Write the data out again, character for character, with no images.

● ● ● ● ● ● ●

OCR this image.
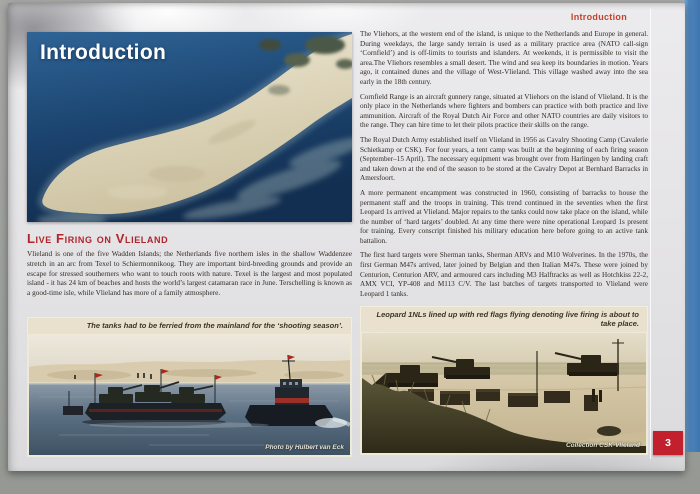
Introduction
Introduction
Live Firing on Vlieland

Vlieland is one of the five Wadden Islands; the Netherlands five northern isles in the shallow Waddenzee stretch in an arc from Texel to Schiermonnikoog. They are important bird-breeding grounds and provide an escape for stressed southerners who want to touch roots with nature. Texel is the largest and most populated island - it has 24 km of beaches and hosts the world’s largest catamaran race in June. Terschelling is known as a good-time isle, while Vlieland has more of a family atmosphere.

The tanks had to be ferried from the mainland for the ‘shooting season’.
Photo by Hulbert van Eck

The Vliehors, at the western end of the island, is unique to the Netherlands and Europe in general. During weekdays, the large sandy terrain is used as a military practice area (NATO call-sign ‘Cornfield’) and is off-limits to tourists and islanders. At weekends, it is permissible to visit the area.The Vliehors resembles a small desert. The wind and sea keep its boundaries in motion. Years ago, it contained dunes and the village of West-Vlieland. This village washed away into the sea early in the 18th century.

Cornfield Range is an aircraft gunnery range, situated at Vliehors on the island of Vlieland. It is the only place in the Netherlands where fighters and bombers can practice with both practice and live ammunition. Aircraft of the Royal Dutch Air Force and other NATO countries are daily visitors to the range. They can hire time to let their pilots practice their skills on the range.

The Royal Dutch Army established itself on Vlieland in 1956 as Cavalry Shooting Camp (Cavalerie Schietkamp or CSK). For four years, a tent camp was built at the beginning of each firing season (September–15 April). The necessary equipment was brought over from Harlingen by landing craft and taken down at the end of the season to be stored at the Cavalry Depot at Bernhard Barracks in Amersfoort.

A more permanent encampment was constructed in 1960, consisting of barracks to house the permanent staff and the troops in training. This trend continued in the seventies when the first Leopard 1s arrived at Vlieland. Major repairs to the tanks could now take place on the island, while the number of ‘hard targets’ doubled. At any time there were nine operational Leopard 1s present for training. Every conscript finished his military education here before going to an active tank battalion.

The first hard targets were Sherman tanks, Sherman ARVs and M10 Wolverines. In the 1970s, the first German M47s arrived, later joined by Belgian and then Italian M47s. These were joined by Centurion, Centurion ARV, and armoured cars including M3 Halftracks as well as Hotchkiss 22-2, AMX VCI, YP-408 and M113 C/V. The last batches of targets transported to Vlieland were Leopard 1 tanks.

Leopard 1NLs lined up with red flags flying denoting live firing is about to take place.
Collection CSK-Vlieland	3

● ● ● ● ● ● ●

**The completed task**
OCR this image.
Introduction
Introduction
Live Firing on Vlieland

Vlieland is one of the five Wadden Islands; the Netherlands five northern isles in the shallow Waddenzee stretch in an arc from Texel to Schiermonnikoog. They are important bird-breeding grounds and provide an escape for stressed southerners who want to touch roots with nature. Texel is the largest and most populated island - it has 24 km of beaches and hosts the world’s largest catamaran race in June. Terschelling is known as a good-time isle, while Vlieland has more of a family atmosphere.

The tanks had to be ferried from the mainland for the ‘shooting season’.
Photo by Hulbert van Eck

The Vliehors, at the western end of the island, is unique to the Netherlands and Europe in general. During weekdays, the large sandy terrain is used as a military practice area (NATO call-sign ‘Cornfield’) and is off-limits to tourists and islanders. At weekends, it is permissible to visit the area.The Vliehors resembles a small desert. The wind and sea keep its boundaries in motion. Years ago, it contained dunes and the village of West-Vlieland. This village washed away into the sea early in the 18th century.

Cornfield Range is an aircraft gunnery range, situated at Vliehors on the island of Vlieland. It is the only place in the Netherlands where fighters and bombers can practice with both practice and live ammunition. Aircraft of the Royal Dutch Air Force and other NATO countries are daily visitors to the range. They can hire time to let their pilots practice their skills on the range.

The Royal Dutch Army established itself on Vlieland in 1956 as Cavalry Shooting Camp (Cavalerie Schietkamp or CSK). For four years, a tent camp was built at the beginning of each firing season (September–15 April). The necessary equipment was brought over from Harlingen by landing craft and taken down at the end of the season to be stored at the Cavalry Depot at Bernhard Barracks in Amersfoort.

A more permanent encampment was constructed in 1960, consisting of barracks to house the permanent staff and the troops in training. This trend continued in the seventies when the first Leopard 1s arrived at Vlieland. Major repairs to the tanks could now take place on the island, while the number of ‘hard targets’ doubled. At any time there were nine operational Leopard 1s present for training. Every conscript finished his military education here before going to an active tank battalion.

The first hard targets were Sherman tanks, Sherman ARVs and M10 Wolverines. In the 1970s, the first German M47s arrived, later joined by Belgian and then Italian M47s. These were joined by Centurion, Centurion ARV, and armoured cars including M3 Halftracks as well as Hotchkiss 22-2, AMX VCI, YP-408 and M113 C/V. The last batches of targets transported to Vlieland were Leopard 1 tanks.

Leopard 1NLs lined up with red flags flying denoting live firing is about to take place.
Collection CSK-Vlieland	3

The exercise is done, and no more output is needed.